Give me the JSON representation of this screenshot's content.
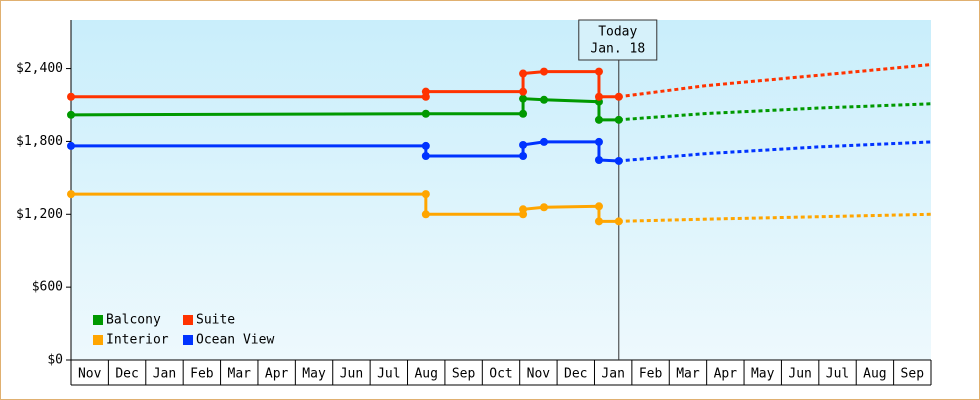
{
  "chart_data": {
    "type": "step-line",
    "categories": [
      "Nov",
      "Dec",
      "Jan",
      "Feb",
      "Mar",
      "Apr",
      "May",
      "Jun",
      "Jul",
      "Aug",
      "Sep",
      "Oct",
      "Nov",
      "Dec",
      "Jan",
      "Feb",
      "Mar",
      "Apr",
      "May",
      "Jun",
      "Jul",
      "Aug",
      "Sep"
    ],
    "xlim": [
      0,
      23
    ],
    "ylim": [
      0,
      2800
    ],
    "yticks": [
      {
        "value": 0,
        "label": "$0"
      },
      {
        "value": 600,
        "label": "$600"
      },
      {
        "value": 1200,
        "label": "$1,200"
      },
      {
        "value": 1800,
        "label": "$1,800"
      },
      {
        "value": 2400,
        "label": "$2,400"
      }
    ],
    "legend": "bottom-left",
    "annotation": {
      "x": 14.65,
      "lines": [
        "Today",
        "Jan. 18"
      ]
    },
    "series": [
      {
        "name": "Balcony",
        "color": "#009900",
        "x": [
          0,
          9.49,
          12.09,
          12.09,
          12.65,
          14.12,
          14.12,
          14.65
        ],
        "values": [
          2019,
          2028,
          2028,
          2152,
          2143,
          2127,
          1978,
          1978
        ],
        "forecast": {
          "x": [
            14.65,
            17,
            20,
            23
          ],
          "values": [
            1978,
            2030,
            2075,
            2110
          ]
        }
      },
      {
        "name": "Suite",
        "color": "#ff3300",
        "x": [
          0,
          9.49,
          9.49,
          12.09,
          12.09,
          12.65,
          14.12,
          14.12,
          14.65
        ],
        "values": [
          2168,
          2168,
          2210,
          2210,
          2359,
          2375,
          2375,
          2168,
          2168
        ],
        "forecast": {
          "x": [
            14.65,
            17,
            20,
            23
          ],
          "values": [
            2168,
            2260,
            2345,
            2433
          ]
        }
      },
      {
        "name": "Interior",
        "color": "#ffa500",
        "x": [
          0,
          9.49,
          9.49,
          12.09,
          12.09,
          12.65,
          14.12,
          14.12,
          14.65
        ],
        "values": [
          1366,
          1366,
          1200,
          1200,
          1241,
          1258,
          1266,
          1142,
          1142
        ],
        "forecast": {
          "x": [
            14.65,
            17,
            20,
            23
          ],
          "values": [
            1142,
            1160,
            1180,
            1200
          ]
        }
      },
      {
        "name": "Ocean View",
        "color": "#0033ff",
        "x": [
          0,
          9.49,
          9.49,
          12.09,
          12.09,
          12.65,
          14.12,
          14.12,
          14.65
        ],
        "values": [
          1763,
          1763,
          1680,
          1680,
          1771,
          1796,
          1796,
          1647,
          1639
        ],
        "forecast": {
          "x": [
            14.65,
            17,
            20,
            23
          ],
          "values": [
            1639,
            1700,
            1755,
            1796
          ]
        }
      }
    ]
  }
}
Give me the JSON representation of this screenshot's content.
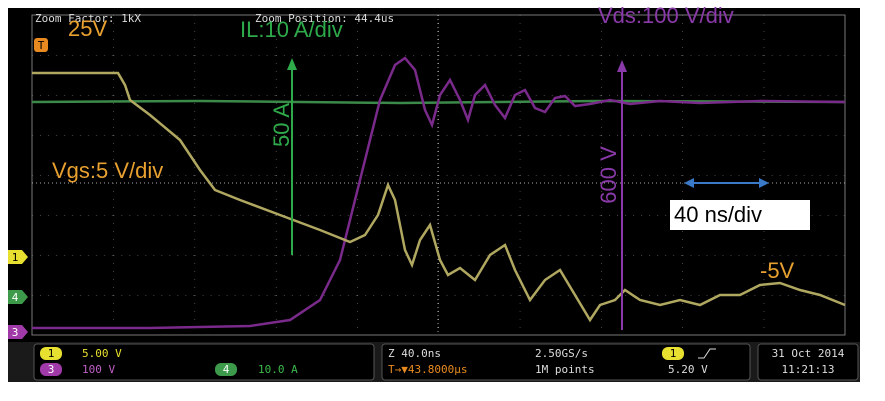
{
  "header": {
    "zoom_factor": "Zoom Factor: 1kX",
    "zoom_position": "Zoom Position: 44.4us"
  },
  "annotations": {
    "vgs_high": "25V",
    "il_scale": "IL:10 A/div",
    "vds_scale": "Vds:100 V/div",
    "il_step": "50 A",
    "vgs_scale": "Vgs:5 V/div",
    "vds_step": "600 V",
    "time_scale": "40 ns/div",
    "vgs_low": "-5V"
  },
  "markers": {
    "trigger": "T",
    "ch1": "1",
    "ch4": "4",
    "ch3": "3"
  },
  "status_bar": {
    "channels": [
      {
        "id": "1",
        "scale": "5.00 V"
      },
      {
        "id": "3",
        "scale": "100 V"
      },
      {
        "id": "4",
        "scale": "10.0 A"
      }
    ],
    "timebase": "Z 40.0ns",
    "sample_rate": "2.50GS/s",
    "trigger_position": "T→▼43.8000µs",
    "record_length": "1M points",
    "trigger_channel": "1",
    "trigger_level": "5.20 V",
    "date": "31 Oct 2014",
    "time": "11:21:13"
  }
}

> [EXERCISE DETAILS]:
The pictures in the entries should be left out; output everything else exactly.

> [TASK RESPONSE]:
Give me the JSON representation of this screenshot's content.
{
  "chart_data": {
    "type": "step-line",
    "categories": [
      "Nov",
      "Dec",
      "Jan",
      "Feb",
      "Mar",
      "Apr",
      "May",
      "Jun",
      "Jul",
      "Aug",
      "Sep",
      "Oct",
      "Nov",
      "Dec",
      "Jan",
      "Feb",
      "Mar",
      "Apr",
      "May",
      "Jun",
      "Jul",
      "Aug",
      "Sep"
    ],
    "xlim": [
      0,
      23
    ],
    "ylim": [
      0,
      2800
    ],
    "yticks": [
      {
        "value": 0,
        "label": "$0"
      },
      {
        "value": 600,
        "label": "$600"
      },
      {
        "value": 1200,
        "label": "$1,200"
      },
      {
        "value": 1800,
        "label": "$1,800"
      },
      {
        "value": 2400,
        "label": "$2,400"
      }
    ],
    "legend": "bottom-left",
    "annotation": {
      "x": 14.65,
      "lines": [
        "Today",
        "Jan. 18"
      ]
    },
    "series": [
      {
        "name": "Balcony",
        "color": "#009900",
        "x": [
          0,
          9.49,
          12.09,
          12.09,
          12.65,
          14.12,
          14.12,
          14.65
        ],
        "values": [
          2019,
          2028,
          2028,
          2152,
          2143,
          2127,
          1978,
          1978
        ],
        "forecast": {
          "x": [
            14.65,
            17,
            20,
            23
          ],
          "values": [
            1978,
            2030,
            2075,
            2110
          ]
        }
      },
      {
        "name": "Suite",
        "color": "#ff3300",
        "x": [
          0,
          9.49,
          9.49,
          12.09,
          12.09,
          12.65,
          14.12,
          14.12,
          14.65
        ],
        "values": [
          2168,
          2168,
          2210,
          2210,
          2359,
          2375,
          2375,
          2168,
          2168
        ],
        "forecast": {
          "x": [
            14.65,
            17,
            20,
            23
          ],
          "values": [
            2168,
            2260,
            2345,
            2433
          ]
        }
      },
      {
        "name": "Interior",
        "color": "#ffa500",
        "x": [
          0,
          9.49,
          9.49,
          12.09,
          12.09,
          12.65,
          14.12,
          14.12,
          14.65
        ],
        "values": [
          1366,
          1366,
          1200,
          1200,
          1241,
          1258,
          1266,
          1142,
          1142
        ],
        "forecast": {
          "x": [
            14.65,
            17,
            20,
            23
          ],
          "values": [
            1142,
            1160,
            1180,
            1200
          ]
        }
      },
      {
        "name": "Ocean View",
        "color": "#0033ff",
        "x": [
          0,
          9.49,
          9.49,
          12.09,
          12.09,
          12.65,
          14.12,
          14.12,
          14.65
        ],
        "values": [
          1763,
          1763,
          1680,
          1680,
          1771,
          1796,
          1796,
          1647,
          1639
        ],
        "forecast": {
          "x": [
            14.65,
            17,
            20,
            23
          ],
          "values": [
            1639,
            1700,
            1755,
            1796
          ]
        }
      }
    ]
  }
}
Give me the JSON representation of this screenshot's content.
{
  "header": {
    "zoom_factor": "Zoom Factor: 1kX",
    "zoom_position": "Zoom Position: 44.4us"
  },
  "annotations": {
    "vgs_high": "25V",
    "il_scale": "IL:10 A/div",
    "vds_scale": "Vds:100 V/div",
    "il_step": "50 A",
    "vgs_scale": "Vgs:5 V/div",
    "vds_step": "600 V",
    "time_scale": "40 ns/div",
    "vgs_low": "-5V"
  },
  "markers": {
    "trigger": "T",
    "ch1": "1",
    "ch4": "4",
    "ch3": "3"
  },
  "status_bar": {
    "channels": [
      {
        "id": "1",
        "scale": "5.00 V"
      },
      {
        "id": "3",
        "scale": "100 V"
      },
      {
        "id": "4",
        "scale": "10.0 A"
      }
    ],
    "timebase": "Z 40.0ns",
    "sample_rate": "2.50GS/s",
    "trigger_position": "T→▼43.8000µs",
    "record_length": "1M points",
    "trigger_channel": "1",
    "trigger_level": "5.20 V",
    "date": "31 Oct 2014",
    "time": "11:21:13"
  }
}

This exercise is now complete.